:: TEXT SEGMENT ::

Although the progress was expected to excite industry players and stakeholders, prevailing loopholes and new clauses allegedly framed into the bill continue to set fear in the minds of stakeholders, a development, which may erode projected benefits in the nation’s most critical economic sector.
The Senate and the House of Representatives last Thursday set up conference committees to harmonise both versions of the PIB. The committees are expected to meet today while the harmonised version is also expected to be passed by both chambers before the lawmakers proceed on their yearly break.
This development is coming 50 years after Nigeria joined the Organisation of the Petroleum Exporting Countries (OPEC), raising concerns about the country’s fiscal environment.
Nigeria is consistently regarded as one of the most admired and respected members of the OPEC family, particularly in the realm of consensus-building, but its capacity to take advantage of rise in oil prices remains undermined by subsidy and local production challenges.
After 22 years of unbroken democracy amid revenue losses estimated at about $200 billion, the National Assembly had two weeks ago, passed the bill amid rancor and stern opposition from various sections of the country and the industry.
While a 30 per cent revenue allocation to development of frontier inland basin mainly in the North as well as dismal allocation to host communities fuel opposition, concerns over possible ban or duopoly in the downstream sector and a 10 per cent management fee, issues of Production Sharing Contract (PSC) as well as Joint Venture obligations have set the industry apart.
Also, Senate’s decision to award just three per cent to oil-bearing communities may not be the only controversial clause in the PIB, as a closer check has shown that the upper chamber provided that petroleum products can only be imported by refinery owners in Nigeria. While the bill expectedly removed price controls on petroleum products, the Senate version of the bill has a clause that constrains market competition by restricting the importation of products to only players with local refining capacity.
The government had been waiting for the Bill to ease the burden of petrol subsidy, but the decision by the Senate to impose restrictions on what is supposed to be a deregulated downstream sector is raising eyebrows among experts, who are calling for the provisions to be expunged. With the new scenario, it may become illegal for most marketers to import petroleum products, including already deregulated products, especially PMS, diesel, aviation fuel, lubricants and base oil unless they have licence for a refinery.
Stated in Section 317(8) of the Senate version of the bill, “The Authority shall apply the Backward Integration Policy in the downstream petroleum sector to encourage investment in local refining. To support this, licence to import any product shortfalls shall be assigned only to companies with active local refining licences. Import volume to be allocated between participants based on their respective production in the preceding quarter.

:: STORED ROWS ::
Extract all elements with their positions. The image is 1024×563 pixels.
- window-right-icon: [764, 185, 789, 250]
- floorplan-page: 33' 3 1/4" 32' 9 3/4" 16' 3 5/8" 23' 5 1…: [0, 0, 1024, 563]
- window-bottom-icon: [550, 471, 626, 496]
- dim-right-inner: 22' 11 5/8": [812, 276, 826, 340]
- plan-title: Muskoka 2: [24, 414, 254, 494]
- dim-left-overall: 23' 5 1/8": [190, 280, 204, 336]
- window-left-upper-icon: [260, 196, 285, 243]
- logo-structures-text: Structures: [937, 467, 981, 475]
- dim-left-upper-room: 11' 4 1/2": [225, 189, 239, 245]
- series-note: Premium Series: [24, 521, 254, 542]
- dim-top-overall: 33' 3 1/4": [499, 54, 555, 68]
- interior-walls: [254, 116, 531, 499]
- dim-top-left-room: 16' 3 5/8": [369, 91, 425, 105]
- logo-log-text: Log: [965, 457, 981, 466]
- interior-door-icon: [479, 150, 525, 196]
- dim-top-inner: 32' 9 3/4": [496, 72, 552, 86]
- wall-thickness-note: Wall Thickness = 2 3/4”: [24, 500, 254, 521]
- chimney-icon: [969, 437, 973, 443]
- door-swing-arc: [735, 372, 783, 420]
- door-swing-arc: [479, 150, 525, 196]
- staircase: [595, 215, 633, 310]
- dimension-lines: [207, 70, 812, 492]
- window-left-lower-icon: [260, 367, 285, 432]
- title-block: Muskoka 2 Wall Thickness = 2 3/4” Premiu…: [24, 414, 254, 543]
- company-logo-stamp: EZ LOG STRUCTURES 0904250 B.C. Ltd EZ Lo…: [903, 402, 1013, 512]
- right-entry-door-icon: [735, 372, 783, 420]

:: PROBLEM REQUIREMENTS ::
Print the part of the text on Nigeria's petroleum bill that opens with the words containing "This development is" and closes with "country’s fiscal environment.".

:: SOLUTION TO THIS EXERCISE ::
This development is coming 50 years after Nigeria joined the Organisation of the Petroleum Exporting Countries (OPEC), raising concerns about the country’s fiscal environment.